For years, marketers have been trying to optimize the online shopping experience to better understand their customers and deliver more customized interactions that ultimately drive more sales. Artificial intelligence was supposed to accelerate that, and today Adobe announced enhancements to Adobe Target and Adobe Experience Manager that attempt to deliver at least partly on that promise.

Adobe has been trying to lift the enterprise side of its business for some time, and even though they are well on their way to becoming a $10 billion company, the potential for even more revenue from the enterprise side of the business remains tantalizing. They are counting on AI to help push that along.

Adobe’s Loni Stark says companies are looking for more sophisticated solutions around customization and optimization. Part of that involves using Adobe’s intelligence layer, which they call Sensei, to help marketers as they tweak these programs to drive better experiences.

For starters, the company wants to help users choose the best algorithms for any given set of tasks. Adobe is bringing AI in to assist with a tool it released last year called Auto-Target. “One of the challenges marketers face has been which algorithms do you use, and how do you map them to your personalization strategy. We are enabling Adobe Sensei to choose the best algorithm for them.” She says giving them a smart assistant to help choose should make this task much less daunting for marketers.

Adobe is also bringing some smarts to layout design with a new tool called Smart Layouts, first introduced in March at Adobe Summit. The idea here is to deliver the right layout at any given time to allow marketing teams to scale personalization and increase the likelihood of action, which in marketing speak means buying something.

Once again the company is letting AI guide the process to generate different layouts automatically for different segments, depending on visitor behavior at any given moment. That means a retailer should be able to deliver ever more granular pages based on what it knows about visitors as they move through the shopping process. The more customized the experience, the more likely the shopper turns into a buyer.

◆ **REQUIREMENTS**
A – Rewrite the Adobe AI article starting with "Once again the" and going on through "into a buyer.", changing "retailer" to "merchant".
B – In the Adobe AI article, what does Adobe call its intelligence layer?
The lines that come next have no connection to the Adobe AI article.

◆ **RAW DATA**
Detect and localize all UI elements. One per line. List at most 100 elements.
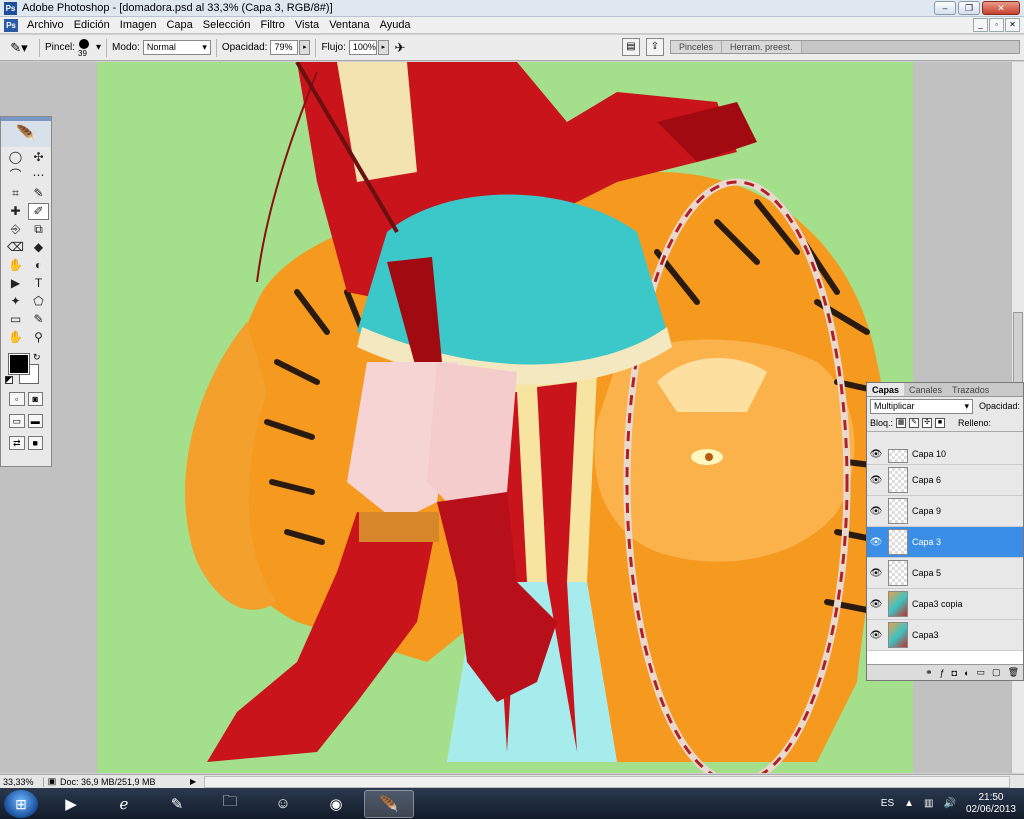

◆ **ANSWERS BY TASK**
A –
Once again the company is letting AI guide the process to generate different layouts automatically for different segments, depending on visitor behavior at any given moment. That means a merchant should be able to deliver ever more granular pages based on what it knows about visitors as they move through the shopping process. The more customized the experience, the more likely the shopper turns into a buyer.

B – Sensei